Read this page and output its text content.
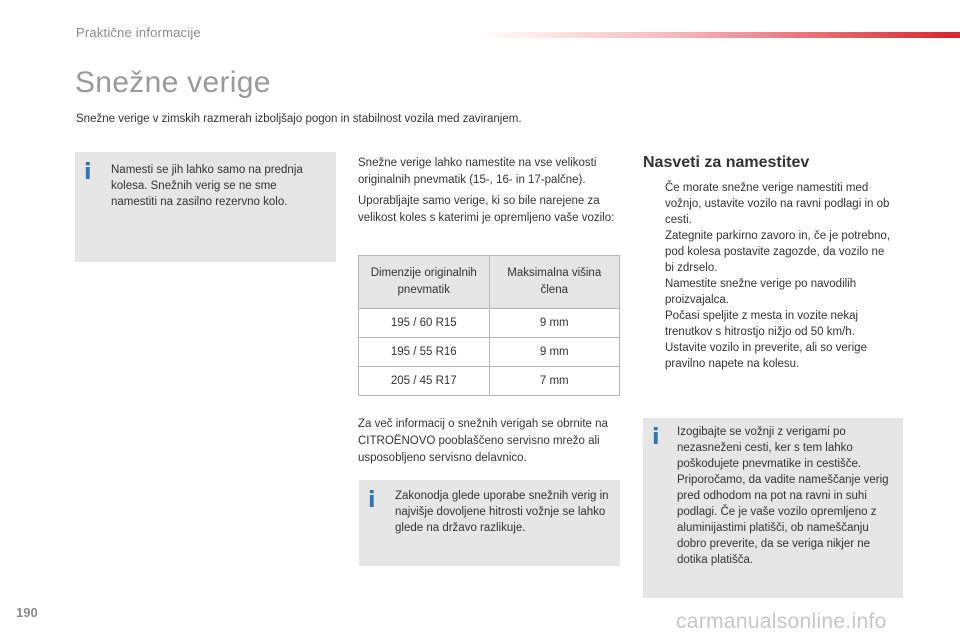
Praktične informacije
Snežne verige
Snežne verige v zimskih razmerah izboljšajo pogon in stabilnost vozila med zaviranjem.
i Namesti se jih lahko samo na prednja kolesa. Snežnih verig se ne sme namestiti na zasilno rezervno kolo.
Snežne verige lahko namestite na vse velikosti originalnih pnevmatik (15-, 16- in 17-palčne).
Uporabljajte samo verige, ki so bile narejene za velikost koles s katerimi je opremljeno vaše vozilo:
Dimenzije originalnih pnevmatik	Maksimalna višina člena
195 / 60 R15	9 mm
195 / 55 R16	9 mm
205 / 45 R17	7 mm
Za več informacij o snežnih verigah se obrnite na CITROËNOVO pooblaščeno servisno mrežo ali usposobljeno servisno delavnico.
i Zakonodja glede uporabe snežnih verig in najvišje dovoljene hitrosti vožnje se lahko glede na državo razlikuje.
Nasveti za namestitev
Če morate snežne verige namestiti med vožnjo, ustavite vozilo na ravni podlagi in ob cesti.
Zategnite parkirno zavoro in, če je potrebno, pod kolesa postavite zagozde, da vozilo ne bi zdrselo.
Namestite snežne verige po navodilih proizvajalca.
Počasi speljite z mesta in vozite nekaj trenutkov s hitrostjo nižjo od 50 km/h.
Ustavite vozilo in preverite, ali so verige pravilno napete na kolesu.
i Izogibajte se vožnji z verigami po nezasneženi cesti, ker s tem lahko poškodujete pnevmatike in cestišče. Priporočamo, da vadite nameščanje verig pred odhodom na pot na ravni in suhi podlagi. Če je vaše vozilo opremljeno z aluminijastimi platišči, ob nameščanju dobro preverite, da se veriga nikjer ne dotika platišča.
190	carmanualsonline.info
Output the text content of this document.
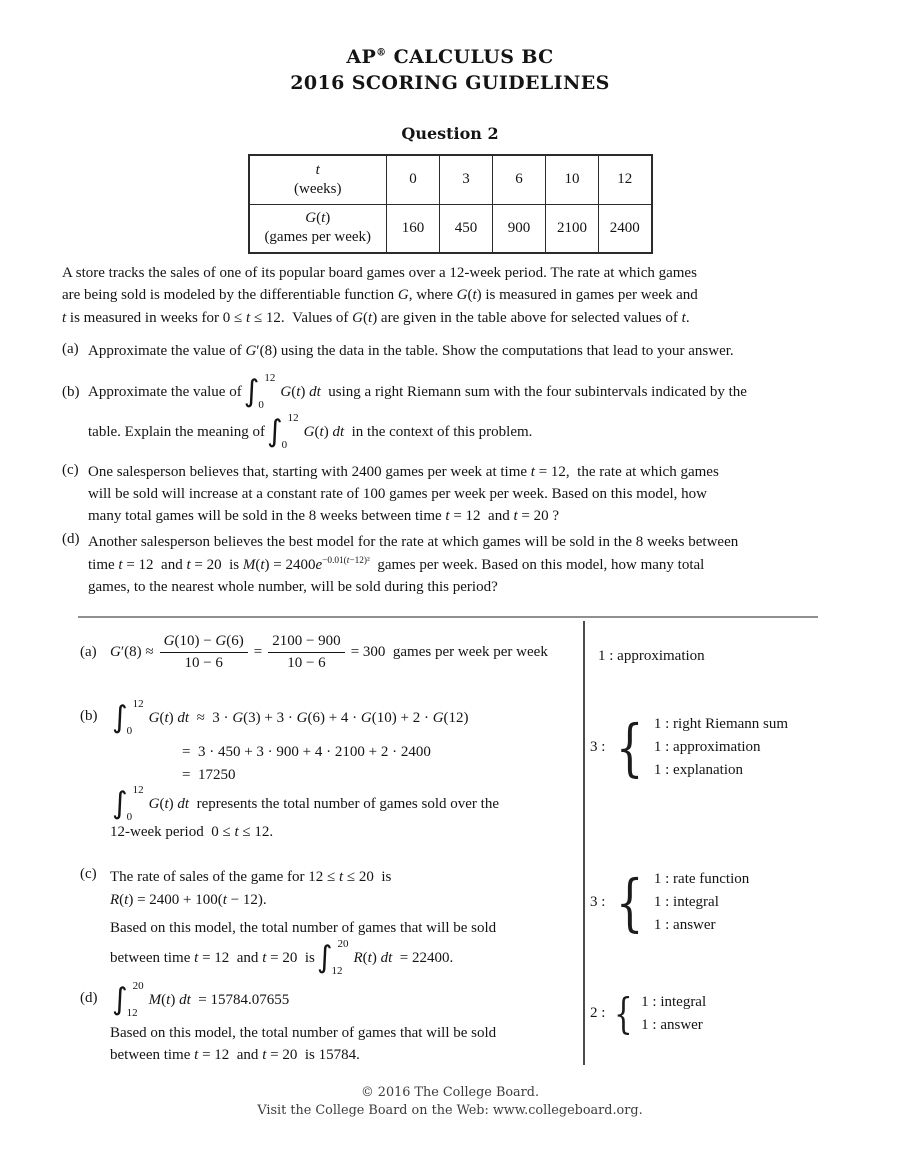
AP® CALCULUS BC
2016 SCORING GUIDELINES
Question 2
t
(weeks)	0	3	6	10	12

G(t)
(games per week)	160	450	900	2100	2400
A store tracks the sales of one of its popular board games over a 12-week period. The rate at which games
are being sold is modeled by the differentiable function G, where G(t) is measured in games per week and
t is measured in weeks for 0 ≤ t ≤ 12. Values of G(t) are given in the table above for selected values of t.
(a) Approximate the value of G′(8) using the data in the table. Show the computations that lead to your answer.
(b) Approximate the value of ∫ 12
0
G(t) dt using a right Riemann sum with the four subintervals indicated by the
table. Explain the meaning of ∫ 12
0
G(t) dt in the context of this problem.
(c) One salesperson believes that, starting with 2400 games per week at time t = 12, the rate at which games
will be sold will increase at a constant rate of 100 games per week per week. Based on this model, how
many total games will be sold in the 8 weeks between time t = 12 and t = 20 ?
(d) Another salesperson believes the best model for the rate at which games will be sold in the 8 weeks between
time t = 12 and t = 20 is $M(t) = 2400e^{-0.01(t-12)^2}$ games per week. Based on this model, how many total
games, to the nearest whole number, will be sold during this period?
(a) $G'(8) \approx \frac{G(10) - G(6)}{10 - 6} = \frac{2100 - 900}{10 - 6} = 300$ games per week per week
(b) ∫ 12
0
G(t) dt ≈ 3 · G(3) + 3 · G(6) + 4 · G(10) + 2 · G(12)
= 3 · 450 + 3 · 900 + 4 · 2100 + 2 · 2400
= 17250
∫ 12
0
G(t) dt represents the total number of games sold over the
12-week period 0 ≤ t ≤ 12.
(c) The rate of sales of the game for 12 ≤ t ≤ 20 is
R(t) = 2400 + 100(t − 12).
Based on this model, the total number of games that will be sold
between time t = 12 and t = 20 is ∫ 20
12
R(t) dt = 22400.
(d) ∫ 20
12
M(t) dt = 15784.07655
Based on this model, the total number of games that will be sold
between time t = 12 and t = 20 is 15784.
1 : approximation
3 : { 1 : right Riemann sum
1 : approximation
1 : explanation
3 : { 1 : rate function
1 : integral
1 : answer
2 : { 1 : integral
1 : answer
© 2016 The College Board.
Visit the College Board on the Web: www.collegeboard.org.
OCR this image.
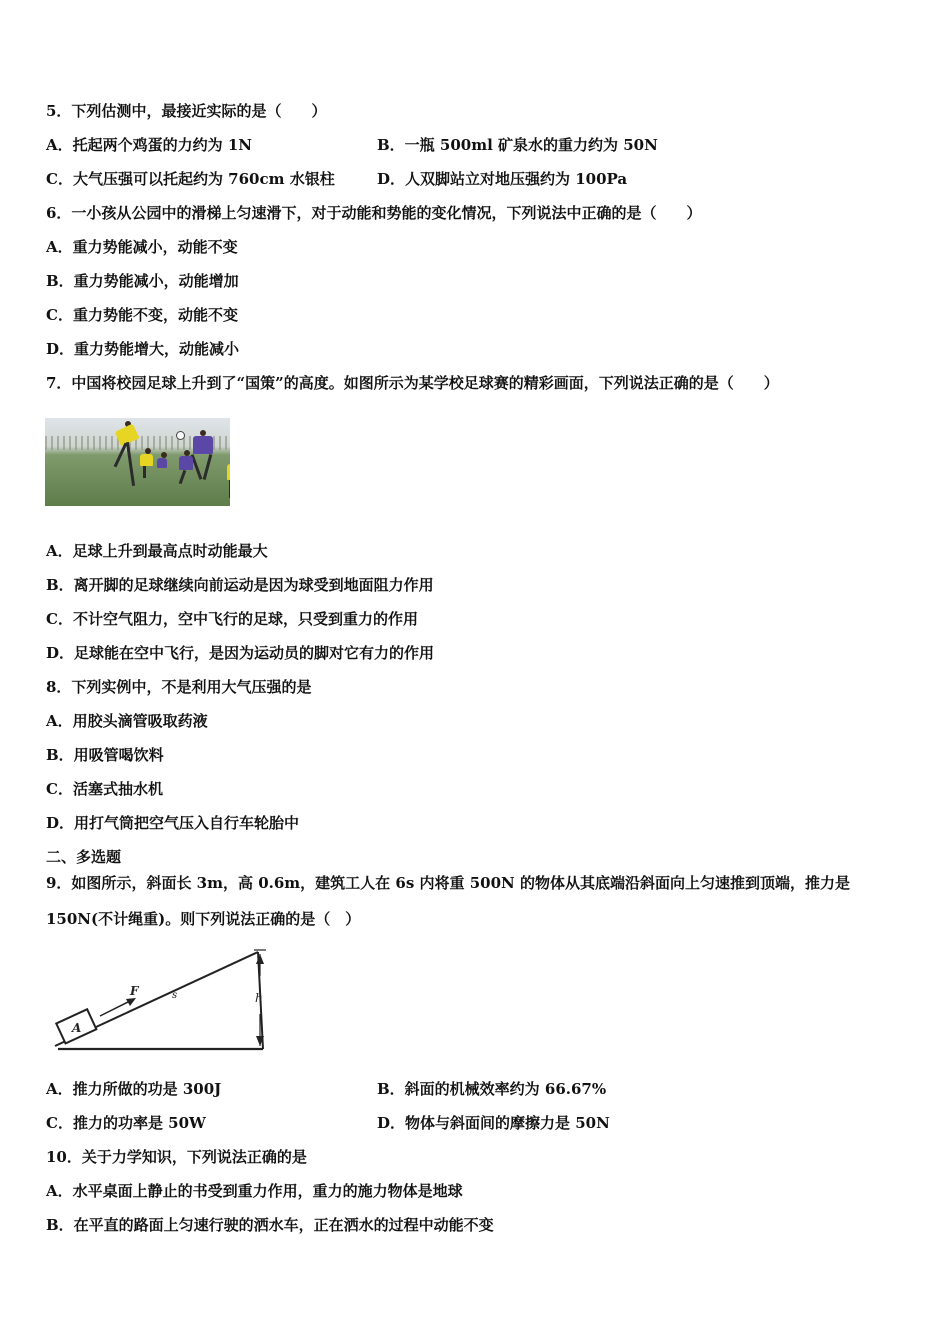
5．下列估测中，最接近实际的是（　　）
A．托起两个鸡蛋的力约为 1N	B．一瓶 500ml 矿泉水的重力约为 50N
C．大气压强可以托起约为 760cm 水银柱	D．人双脚站立对地压强约为 100Pa
6．一小孩从公园中的滑梯上匀速滑下，对于动能和势能的变化情况，下列说法中正确的是（　　）
A．重力势能减小，动能不变
B．重力势能减小，动能增加
C．重力势能不变，动能不变
D．重力势能增大，动能减小
7．中国将校园足球上升到了“国策”的高度。如图所示为某学校足球赛的精彩画面，下列说法正确的是（　　）
A．足球上升到最高点时动能最大
B．离开脚的足球继续向前运动是因为球受到地面阻力作用
C．不计空气阻力，空中飞行的足球，只受到重力的作用
D．足球能在空中飞行，是因为运动员的脚对它有力的作用
8．下列实例中，不是利用大气压强的是
A．用胶头滴管吸取药液
B．用吸管喝饮料
C．活塞式抽水机
D．用打气筒把空气压入自行车轮胎中
二、多选题
9．如图所示，斜面长 3m，高 0.6m，建筑工人在 6s 内将重 500N 的物体从其底端沿斜面向上匀速推到顶端，推力是
150N(不计绳重)。则下列说法正确的是（　）
A
F	s	h
A．推力所做的功是 300J	B．斜面的机械效率约为 66.67%
C．推力的功率是 50W	D．物体与斜面间的摩擦力是 50N
10．关于力学知识，下列说法正确的是
A．水平桌面上静止的书受到重力作用，重力的施力物体是地球
B．在平直的路面上匀速行驶的洒水车，正在洒水的过程中动能不变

*Goal*. Output the data above without changes, apart from leaving out the pictures.

*Exercise response*.
Read this page and output its text content.
Praktične informacije
Snežne verige
Snežne verige v zimskih razmerah izboljšajo pogon in stabilnost vozila med zaviranjem.
i Namesti se jih lahko samo na prednja kolesa. Snežnih verig se ne sme namestiti na zasilno rezervno kolo.
Snežne verige lahko namestite na vse velikosti originalnih pnevmatik (15-, 16- in 17-palčne).
Uporabljajte samo verige, ki so bile narejene za velikost koles s katerimi je opremljeno vaše vozilo:
Dimenzije originalnih pnevmatik	Maksimalna višina člena
195 / 60 R15	9 mm
195 / 55 R16	9 mm
205 / 45 R17	7 mm
Za več informacij o snežnih verigah se obrnite na CITROËNOVO pooblaščeno servisno mrežo ali usposobljeno servisno delavnico.
i Zakonodja glede uporabe snežnih verig in najvišje dovoljene hitrosti vožnje se lahko glede na državo razlikuje.
Nasveti za namestitev
Če morate snežne verige namestiti med vožnjo, ustavite vozilo na ravni podlagi in ob cesti.
Zategnite parkirno zavoro in, če je potrebno, pod kolesa postavite zagozde, da vozilo ne bi zdrselo.
Namestite snežne verige po navodilih proizvajalca.
Počasi speljite z mesta in vozite nekaj trenutkov s hitrostjo nižjo od 50 km/h.
Ustavite vozilo in preverite, ali so verige pravilno napete na kolesu.
i Izogibajte se vožnji z verigami po nezasneženi cesti, ker s tem lahko poškodujete pnevmatike in cestišče. Priporočamo, da vadite nameščanje verig pred odhodom na pot na ravni in suhi podlagi. Če je vaše vozilo opremljeno z aluminijastimi platišči, ob nameščanju dobro preverite, da se veriga nikjer ne dotika platišča.
190	carmanualsonline.info
Output the text content of this document.
AP® CALCULUS BC
2016 SCORING GUIDELINES
Question 2
t
(weeks)	0	3	6	10	12

G(t)
(games per week)	160	450	900	2100	2400
A store tracks the sales of one of its popular board games over a 12-week period. The rate at which games
are being sold is modeled by the differentiable function G, where G(t) is measured in games per week and
t is measured in weeks for 0 ≤ t ≤ 12. Values of G(t) are given in the table above for selected values of t.
(a) Approximate the value of G′(8) using the data in the table. Show the computations that lead to your answer.
(b) Approximate the value of ∫ 12
0
G(t) dt using a right Riemann sum with the four subintervals indicated by the
table. Explain the meaning of ∫ 12
0
G(t) dt in the context of this problem.
(c) One salesperson believes that, starting with 2400 games per week at time t = 12, the rate at which games
will be sold will increase at a constant rate of 100 games per week per week. Based on this model, how
many total games will be sold in the 8 weeks between time t = 12 and t = 20 ?
(d) Another salesperson believes the best model for the rate at which games will be sold in the 8 weeks between
time t = 12 and t = 20 is $M(t) = 2400e^{-0.01(t-12)^2}$ games per week. Based on this model, how many total
games, to the nearest whole number, will be sold during this period?
(a) $G'(8) \approx \frac{G(10) - G(6)}{10 - 6} = \frac{2100 - 900}{10 - 6} = 300$ games per week per week
(b) ∫ 12
0
G(t) dt ≈ 3 · G(3) + 3 · G(6) + 4 · G(10) + 2 · G(12)
= 3 · 450 + 3 · 900 + 4 · 2100 + 2 · 2400
= 17250
∫ 12
0
G(t) dt represents the total number of games sold over the
12-week period 0 ≤ t ≤ 12.
(c) The rate of sales of the game for 12 ≤ t ≤ 20 is
R(t) = 2400 + 100(t − 12).
Based on this model, the total number of games that will be sold
between time t = 12 and t = 20 is ∫ 20
12
R(t) dt = 22400.
(d) ∫ 20
12
M(t) dt = 15784.07655
Based on this model, the total number of games that will be sold
between time t = 12 and t = 20 is 15784.
1 : approximation
3 : { 1 : right Riemann sum
1 : approximation
1 : explanation
3 : { 1 : rate function
1 : integral
1 : answer
2 : { 1 : integral
1 : answer
© 2016 The College Board.
Visit the College Board on the Web: www.collegeboard.org.
OCR this image.
5．下列估测中，最接近实际的是（　　）
A．托起两个鸡蛋的力约为 1N	B．一瓶 500ml 矿泉水的重力约为 50N
C．大气压强可以托起约为 760cm 水银柱	D．人双脚站立对地压强约为 100Pa
6．一小孩从公园中的滑梯上匀速滑下，对于动能和势能的变化情况，下列说法中正确的是（　　）
A．重力势能减小，动能不变
B．重力势能减小，动能增加
C．重力势能不变，动能不变
D．重力势能增大，动能减小
7．中国将校园足球上升到了“国策”的高度。如图所示为某学校足球赛的精彩画面，下列说法正确的是（　　）
A．足球上升到最高点时动能最大
B．离开脚的足球继续向前运动是因为球受到地面阻力作用
C．不计空气阻力，空中飞行的足球，只受到重力的作用
D．足球能在空中飞行，是因为运动员的脚对它有力的作用
8．下列实例中，不是利用大气压强的是
A．用胶头滴管吸取药液
B．用吸管喝饮料
C．活塞式抽水机
D．用打气筒把空气压入自行车轮胎中
二、多选题
9．如图所示，斜面长 3m，高 0.6m，建筑工人在 6s 内将重 500N 的物体从其底端沿斜面向上匀速推到顶端，推力是
150N(不计绳重)。则下列说法正确的是（　）
A
F	s	h
A．推力所做的功是 300J	B．斜面的机械效率约为 66.67%
C．推力的功率是 50W	D．物体与斜面间的摩擦力是 50N
10．关于力学知识，下列说法正确的是
A．水平桌面上静止的书受到重力作用，重力的施力物体是地球
B．在平直的路面上匀速行驶的洒水车，正在洒水的过程中动能不变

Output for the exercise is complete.